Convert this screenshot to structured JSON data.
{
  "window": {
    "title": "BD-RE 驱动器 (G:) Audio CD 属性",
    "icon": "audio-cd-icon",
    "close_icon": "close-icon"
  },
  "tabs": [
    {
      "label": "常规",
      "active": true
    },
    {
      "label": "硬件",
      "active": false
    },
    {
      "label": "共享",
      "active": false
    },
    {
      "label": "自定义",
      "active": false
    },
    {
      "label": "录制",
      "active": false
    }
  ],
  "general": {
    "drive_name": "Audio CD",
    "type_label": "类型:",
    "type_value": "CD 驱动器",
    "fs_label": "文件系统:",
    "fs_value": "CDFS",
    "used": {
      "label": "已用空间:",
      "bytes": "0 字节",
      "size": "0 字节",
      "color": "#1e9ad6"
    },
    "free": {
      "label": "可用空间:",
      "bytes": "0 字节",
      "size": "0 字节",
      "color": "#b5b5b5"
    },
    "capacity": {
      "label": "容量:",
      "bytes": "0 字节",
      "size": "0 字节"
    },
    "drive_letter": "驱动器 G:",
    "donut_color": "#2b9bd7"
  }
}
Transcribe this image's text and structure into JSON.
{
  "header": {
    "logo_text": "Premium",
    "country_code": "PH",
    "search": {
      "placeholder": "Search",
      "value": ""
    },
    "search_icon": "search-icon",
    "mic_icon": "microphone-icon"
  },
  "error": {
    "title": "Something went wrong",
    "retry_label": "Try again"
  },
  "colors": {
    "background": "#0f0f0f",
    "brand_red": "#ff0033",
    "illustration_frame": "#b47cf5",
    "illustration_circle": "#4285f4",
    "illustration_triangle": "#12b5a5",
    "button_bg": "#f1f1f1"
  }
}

— The task —
Copy out the full set of records precisely, leaving nothing out.

— Expected output —
Convert this screenshot to structured JSON data.
{
  "window": {
    "title": "BD-RE 驱动器 (G:) Audio CD 属性",
    "icon": "audio-cd-icon",
    "close_icon": "close-icon"
  },
  "tabs": [
    {
      "label": "常规",
      "active": true
    },
    {
      "label": "硬件",
      "active": false
    },
    {
      "label": "共享",
      "active": false
    },
    {
      "label": "自定义",
      "active": false
    },
    {
      "label": "录制",
      "active": false
    }
  ],
  "general": {
    "drive_name": "Audio CD",
    "type_label": "类型:",
    "type_value": "CD 驱动器",
    "fs_label": "文件系统:",
    "fs_value": "CDFS",
    "used": {
      "label": "已用空间:",
      "bytes": "0 字节",
      "size": "0 字节",
      "color": "#1e9ad6"
    },
    "free": {
      "label": "可用空间:",
      "bytes": "0 字节",
      "size": "0 字节",
      "color": "#b5b5b5"
    },
    "capacity": {
      "label": "容量:",
      "bytes": "0 字节",
      "size": "0 字节"
    },
    "drive_letter": "驱动器 G:",
    "donut_color": "#2b9bd7"
  }
}
Transcribe this image's text and structure into JSON.
{
  "header": {
    "logo_text": "Premium",
    "country_code": "PH",
    "search": {
      "placeholder": "Search",
      "value": ""
    },
    "search_icon": "search-icon",
    "mic_icon": "microphone-icon"
  },
  "error": {
    "title": "Something went wrong",
    "retry_label": "Try again"
  },
  "colors": {
    "background": "#0f0f0f",
    "brand_red": "#ff0033",
    "illustration_frame": "#b47cf5",
    "illustration_circle": "#4285f4",
    "illustration_triangle": "#12b5a5",
    "button_bg": "#f1f1f1"
  }
}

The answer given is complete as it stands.